Stored data
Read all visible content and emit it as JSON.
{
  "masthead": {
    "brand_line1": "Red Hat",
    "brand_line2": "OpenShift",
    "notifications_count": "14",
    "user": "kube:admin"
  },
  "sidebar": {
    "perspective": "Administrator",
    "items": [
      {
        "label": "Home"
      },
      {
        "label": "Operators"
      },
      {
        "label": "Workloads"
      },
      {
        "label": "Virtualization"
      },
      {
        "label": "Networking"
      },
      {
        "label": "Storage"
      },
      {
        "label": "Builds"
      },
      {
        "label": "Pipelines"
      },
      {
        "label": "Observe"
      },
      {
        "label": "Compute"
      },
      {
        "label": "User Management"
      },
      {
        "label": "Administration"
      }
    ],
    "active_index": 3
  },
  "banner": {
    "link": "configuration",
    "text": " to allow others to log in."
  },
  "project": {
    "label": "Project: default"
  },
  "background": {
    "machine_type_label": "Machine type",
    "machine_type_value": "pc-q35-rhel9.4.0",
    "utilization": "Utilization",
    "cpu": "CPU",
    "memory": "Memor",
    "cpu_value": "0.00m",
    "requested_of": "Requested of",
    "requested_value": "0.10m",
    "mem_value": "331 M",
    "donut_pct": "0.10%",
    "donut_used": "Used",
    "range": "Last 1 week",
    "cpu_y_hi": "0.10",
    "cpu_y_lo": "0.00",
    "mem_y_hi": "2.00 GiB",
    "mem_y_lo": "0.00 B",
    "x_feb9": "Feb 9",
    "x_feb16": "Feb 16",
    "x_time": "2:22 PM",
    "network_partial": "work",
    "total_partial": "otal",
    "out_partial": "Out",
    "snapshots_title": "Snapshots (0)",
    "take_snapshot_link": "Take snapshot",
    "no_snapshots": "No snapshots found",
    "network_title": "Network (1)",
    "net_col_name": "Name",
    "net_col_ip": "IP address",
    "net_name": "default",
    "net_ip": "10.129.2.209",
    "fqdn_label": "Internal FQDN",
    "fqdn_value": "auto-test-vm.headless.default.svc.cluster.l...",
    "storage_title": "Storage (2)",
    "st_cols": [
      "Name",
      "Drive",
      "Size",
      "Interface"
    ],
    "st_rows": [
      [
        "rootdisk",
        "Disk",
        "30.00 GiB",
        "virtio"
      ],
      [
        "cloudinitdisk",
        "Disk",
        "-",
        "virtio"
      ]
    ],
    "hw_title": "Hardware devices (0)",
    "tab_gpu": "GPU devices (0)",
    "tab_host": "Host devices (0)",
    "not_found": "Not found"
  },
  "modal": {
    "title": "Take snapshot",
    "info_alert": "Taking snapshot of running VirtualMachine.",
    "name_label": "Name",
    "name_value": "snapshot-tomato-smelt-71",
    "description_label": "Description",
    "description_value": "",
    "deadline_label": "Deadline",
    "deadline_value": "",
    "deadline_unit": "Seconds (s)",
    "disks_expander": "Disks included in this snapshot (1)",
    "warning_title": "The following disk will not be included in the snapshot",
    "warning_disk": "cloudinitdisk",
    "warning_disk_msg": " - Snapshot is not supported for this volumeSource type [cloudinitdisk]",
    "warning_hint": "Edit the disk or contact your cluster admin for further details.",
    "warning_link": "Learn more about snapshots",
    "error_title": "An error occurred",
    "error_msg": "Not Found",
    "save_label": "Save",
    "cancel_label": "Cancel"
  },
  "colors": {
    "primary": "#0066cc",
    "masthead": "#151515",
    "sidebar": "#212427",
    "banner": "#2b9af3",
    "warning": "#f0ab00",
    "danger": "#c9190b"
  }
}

== Task requirements ==
Note how many lines of the material contain the string "included". Then report that number by itself.

== Reply to the task ==
2